## What is asked
In the listing that follows, count the lines holding the word "icon" and report only that number.
===== Data listing
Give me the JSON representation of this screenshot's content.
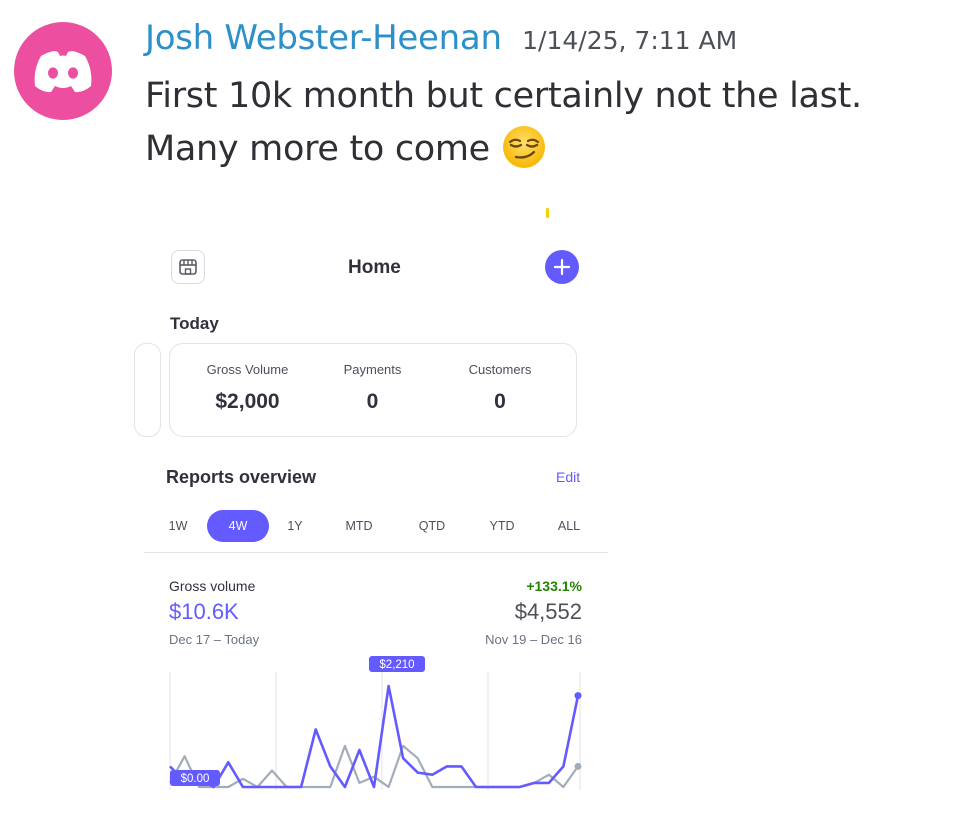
{
  "message": {
    "author": "Josh Webster-Heenan",
    "timestamp": "1/14/25, 7:11 AM",
    "text": "First 10k month but certainly not the last. Many more to come",
    "avatar_icon": "discord-logo-icon",
    "avatar_color": "#ec4fa0",
    "emoji": "smirking-face-emoji"
  },
  "app": {
    "title": "Home",
    "store_icon": "storefront-icon",
    "add_icon": "plus-icon",
    "accent": "#635bff",
    "today": {
      "heading": "Today",
      "stats": [
        {
          "label": "Gross Volume",
          "value": "$2,000"
        },
        {
          "label": "Payments",
          "value": "0"
        },
        {
          "label": "Customers",
          "value": "0"
        }
      ]
    },
    "reports": {
      "heading": "Reports overview",
      "edit_label": "Edit",
      "tabs": [
        "1W",
        "4W",
        "1Y",
        "MTD",
        "QTD",
        "YTD",
        "ALL"
      ],
      "active_tab": "4W",
      "gross_volume": {
        "label": "Gross volume",
        "value": "$10.6K",
        "range": "Dec 17 – Today",
        "change": "+133.1%",
        "previous_value": "$4,552",
        "previous_range": "Nov 19 – Dec 16"
      }
    }
  },
  "chart_data": {
    "type": "line",
    "max_label": "$2,210",
    "min_label": "$0.00",
    "ylim": [
      0,
      2210
    ],
    "grid": true,
    "series": [
      {
        "color": "#635bff",
        "values": [
          450,
          120,
          180,
          0,
          540,
          0,
          0,
          0,
          0,
          0,
          1260,
          450,
          0,
          810,
          0,
          2210,
          630,
          315,
          270,
          450,
          450,
          0,
          0,
          0,
          0,
          90,
          90,
          450,
          2000
        ]
      },
      {
        "color": "#a3acb9",
        "values": [
          90,
          675,
          0,
          0,
          0,
          180,
          0,
          360,
          0,
          0,
          0,
          0,
          900,
          90,
          225,
          0,
          900,
          630,
          0,
          0,
          0,
          0,
          0,
          0,
          0,
          90,
          270,
          0,
          450
        ]
      }
    ]
  }
}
==========
## The result
3